__WHAT IS EXPECTED__
Of the lines in this material, how many contain "Coulombic"? Answer with a single number only.

__STORED DATA__
* START *

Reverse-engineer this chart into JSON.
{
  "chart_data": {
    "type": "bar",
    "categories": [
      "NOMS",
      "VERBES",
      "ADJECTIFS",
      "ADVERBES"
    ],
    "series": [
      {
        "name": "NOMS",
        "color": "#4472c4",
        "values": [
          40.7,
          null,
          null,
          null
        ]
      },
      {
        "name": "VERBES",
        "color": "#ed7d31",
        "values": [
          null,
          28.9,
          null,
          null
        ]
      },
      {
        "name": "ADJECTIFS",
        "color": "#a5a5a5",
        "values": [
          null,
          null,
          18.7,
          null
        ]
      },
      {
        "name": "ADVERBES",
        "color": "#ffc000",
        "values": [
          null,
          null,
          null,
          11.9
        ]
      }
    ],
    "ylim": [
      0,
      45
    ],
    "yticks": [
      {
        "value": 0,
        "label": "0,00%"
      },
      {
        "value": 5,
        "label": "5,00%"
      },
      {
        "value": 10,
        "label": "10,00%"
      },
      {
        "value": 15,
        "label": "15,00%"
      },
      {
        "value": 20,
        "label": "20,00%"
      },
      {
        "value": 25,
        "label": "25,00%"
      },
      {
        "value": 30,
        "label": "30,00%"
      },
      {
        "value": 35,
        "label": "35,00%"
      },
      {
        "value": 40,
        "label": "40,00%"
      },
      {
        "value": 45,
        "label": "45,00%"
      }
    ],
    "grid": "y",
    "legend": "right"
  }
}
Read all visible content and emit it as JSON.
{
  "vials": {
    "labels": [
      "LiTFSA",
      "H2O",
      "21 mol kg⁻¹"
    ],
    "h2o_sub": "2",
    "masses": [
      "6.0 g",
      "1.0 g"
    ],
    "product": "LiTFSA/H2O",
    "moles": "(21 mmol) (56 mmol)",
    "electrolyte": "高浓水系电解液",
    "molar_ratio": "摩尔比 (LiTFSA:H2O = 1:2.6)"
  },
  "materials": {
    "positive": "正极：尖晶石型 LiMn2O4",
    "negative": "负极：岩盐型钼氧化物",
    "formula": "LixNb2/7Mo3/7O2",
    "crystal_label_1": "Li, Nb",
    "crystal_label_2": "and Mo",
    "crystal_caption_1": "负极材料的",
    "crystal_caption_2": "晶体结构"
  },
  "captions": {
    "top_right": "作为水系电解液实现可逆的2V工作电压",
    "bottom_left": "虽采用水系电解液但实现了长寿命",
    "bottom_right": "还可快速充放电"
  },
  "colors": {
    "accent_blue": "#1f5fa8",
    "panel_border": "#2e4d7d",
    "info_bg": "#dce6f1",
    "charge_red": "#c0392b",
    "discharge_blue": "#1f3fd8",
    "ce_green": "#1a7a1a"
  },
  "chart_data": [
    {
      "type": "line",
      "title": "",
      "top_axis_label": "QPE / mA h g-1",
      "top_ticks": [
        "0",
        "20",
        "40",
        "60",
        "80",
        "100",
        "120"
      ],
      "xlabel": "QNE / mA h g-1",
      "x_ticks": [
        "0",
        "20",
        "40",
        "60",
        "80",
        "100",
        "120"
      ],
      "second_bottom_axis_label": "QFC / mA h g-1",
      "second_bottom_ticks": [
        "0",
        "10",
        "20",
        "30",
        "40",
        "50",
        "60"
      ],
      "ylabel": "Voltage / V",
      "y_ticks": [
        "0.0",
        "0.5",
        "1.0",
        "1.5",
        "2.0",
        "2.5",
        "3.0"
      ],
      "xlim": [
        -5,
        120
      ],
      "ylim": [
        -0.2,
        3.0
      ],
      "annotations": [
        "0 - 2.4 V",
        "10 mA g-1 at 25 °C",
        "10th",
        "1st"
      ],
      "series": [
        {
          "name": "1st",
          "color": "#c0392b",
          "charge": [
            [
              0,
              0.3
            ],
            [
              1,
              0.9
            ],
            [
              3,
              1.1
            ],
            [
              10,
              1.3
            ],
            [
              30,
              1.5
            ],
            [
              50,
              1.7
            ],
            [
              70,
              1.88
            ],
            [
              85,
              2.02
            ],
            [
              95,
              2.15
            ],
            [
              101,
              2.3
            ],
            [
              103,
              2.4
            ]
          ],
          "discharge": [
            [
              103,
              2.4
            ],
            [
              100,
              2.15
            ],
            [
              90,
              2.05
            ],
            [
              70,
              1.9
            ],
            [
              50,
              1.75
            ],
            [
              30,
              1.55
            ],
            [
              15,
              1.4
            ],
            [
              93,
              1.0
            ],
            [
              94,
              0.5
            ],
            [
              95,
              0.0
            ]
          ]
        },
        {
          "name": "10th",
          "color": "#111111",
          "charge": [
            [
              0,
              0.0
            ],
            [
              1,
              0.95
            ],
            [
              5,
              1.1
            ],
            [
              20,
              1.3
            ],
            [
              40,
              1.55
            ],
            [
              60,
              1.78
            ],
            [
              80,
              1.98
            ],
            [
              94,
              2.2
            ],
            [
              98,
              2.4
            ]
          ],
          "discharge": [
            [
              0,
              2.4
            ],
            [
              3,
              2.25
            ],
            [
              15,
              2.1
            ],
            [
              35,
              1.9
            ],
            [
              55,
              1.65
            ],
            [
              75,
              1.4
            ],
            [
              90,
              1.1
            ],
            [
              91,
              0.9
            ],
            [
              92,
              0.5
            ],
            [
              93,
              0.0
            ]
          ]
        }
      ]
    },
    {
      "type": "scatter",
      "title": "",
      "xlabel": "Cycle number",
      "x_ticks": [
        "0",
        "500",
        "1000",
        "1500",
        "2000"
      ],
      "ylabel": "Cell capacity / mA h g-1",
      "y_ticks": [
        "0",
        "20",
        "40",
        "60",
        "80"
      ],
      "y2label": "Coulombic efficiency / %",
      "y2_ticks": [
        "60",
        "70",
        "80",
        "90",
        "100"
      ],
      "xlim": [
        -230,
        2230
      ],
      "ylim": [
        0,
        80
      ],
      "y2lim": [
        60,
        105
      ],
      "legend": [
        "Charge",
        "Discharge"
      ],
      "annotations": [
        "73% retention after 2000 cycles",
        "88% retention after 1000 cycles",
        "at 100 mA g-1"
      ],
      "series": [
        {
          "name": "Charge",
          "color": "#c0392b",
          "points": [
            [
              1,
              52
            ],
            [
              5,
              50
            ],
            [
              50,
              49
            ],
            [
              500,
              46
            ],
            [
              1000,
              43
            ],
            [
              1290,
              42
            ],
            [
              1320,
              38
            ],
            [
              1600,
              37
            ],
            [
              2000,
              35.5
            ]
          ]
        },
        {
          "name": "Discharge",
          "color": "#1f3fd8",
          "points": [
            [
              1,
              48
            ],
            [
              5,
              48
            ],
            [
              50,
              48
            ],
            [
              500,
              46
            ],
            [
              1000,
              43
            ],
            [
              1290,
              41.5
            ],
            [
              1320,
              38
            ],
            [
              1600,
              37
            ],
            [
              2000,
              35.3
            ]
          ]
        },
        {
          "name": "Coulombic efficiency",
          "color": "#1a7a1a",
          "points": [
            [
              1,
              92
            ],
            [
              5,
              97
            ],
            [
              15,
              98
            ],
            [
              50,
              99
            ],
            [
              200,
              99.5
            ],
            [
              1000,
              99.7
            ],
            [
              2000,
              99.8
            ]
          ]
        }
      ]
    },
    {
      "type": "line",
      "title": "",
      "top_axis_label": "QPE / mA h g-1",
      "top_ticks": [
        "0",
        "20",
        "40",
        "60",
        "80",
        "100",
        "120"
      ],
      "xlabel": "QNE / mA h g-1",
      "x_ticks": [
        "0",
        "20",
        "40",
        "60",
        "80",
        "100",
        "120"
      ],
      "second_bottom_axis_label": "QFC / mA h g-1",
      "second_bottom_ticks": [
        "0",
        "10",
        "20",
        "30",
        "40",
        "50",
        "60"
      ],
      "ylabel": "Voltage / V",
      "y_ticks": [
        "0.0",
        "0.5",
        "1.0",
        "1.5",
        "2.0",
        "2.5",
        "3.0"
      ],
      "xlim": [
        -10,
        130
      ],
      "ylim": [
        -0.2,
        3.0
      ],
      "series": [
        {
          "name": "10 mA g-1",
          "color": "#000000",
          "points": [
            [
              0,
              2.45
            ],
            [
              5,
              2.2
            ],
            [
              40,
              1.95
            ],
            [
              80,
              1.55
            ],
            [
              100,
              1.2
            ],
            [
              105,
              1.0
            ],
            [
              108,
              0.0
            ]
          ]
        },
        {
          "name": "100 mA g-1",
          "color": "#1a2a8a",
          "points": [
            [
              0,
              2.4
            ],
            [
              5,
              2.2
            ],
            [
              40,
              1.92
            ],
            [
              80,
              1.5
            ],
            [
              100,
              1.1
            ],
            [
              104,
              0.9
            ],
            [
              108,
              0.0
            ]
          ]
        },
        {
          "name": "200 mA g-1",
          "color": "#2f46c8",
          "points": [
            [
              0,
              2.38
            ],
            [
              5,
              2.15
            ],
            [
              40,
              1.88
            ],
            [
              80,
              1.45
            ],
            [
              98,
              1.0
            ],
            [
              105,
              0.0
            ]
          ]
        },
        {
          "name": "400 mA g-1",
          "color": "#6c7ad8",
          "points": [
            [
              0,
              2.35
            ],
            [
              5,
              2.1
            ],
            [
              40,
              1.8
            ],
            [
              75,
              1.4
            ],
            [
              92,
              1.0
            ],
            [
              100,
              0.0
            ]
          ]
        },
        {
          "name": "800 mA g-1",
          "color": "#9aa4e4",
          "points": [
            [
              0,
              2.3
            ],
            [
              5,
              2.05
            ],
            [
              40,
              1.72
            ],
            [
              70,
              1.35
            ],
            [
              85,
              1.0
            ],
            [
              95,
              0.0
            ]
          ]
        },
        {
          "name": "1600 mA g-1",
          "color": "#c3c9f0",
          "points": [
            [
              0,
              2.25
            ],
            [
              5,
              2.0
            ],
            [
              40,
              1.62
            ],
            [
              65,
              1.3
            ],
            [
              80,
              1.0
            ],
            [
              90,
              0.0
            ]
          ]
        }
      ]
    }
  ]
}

* END *

__SOLUTION__
2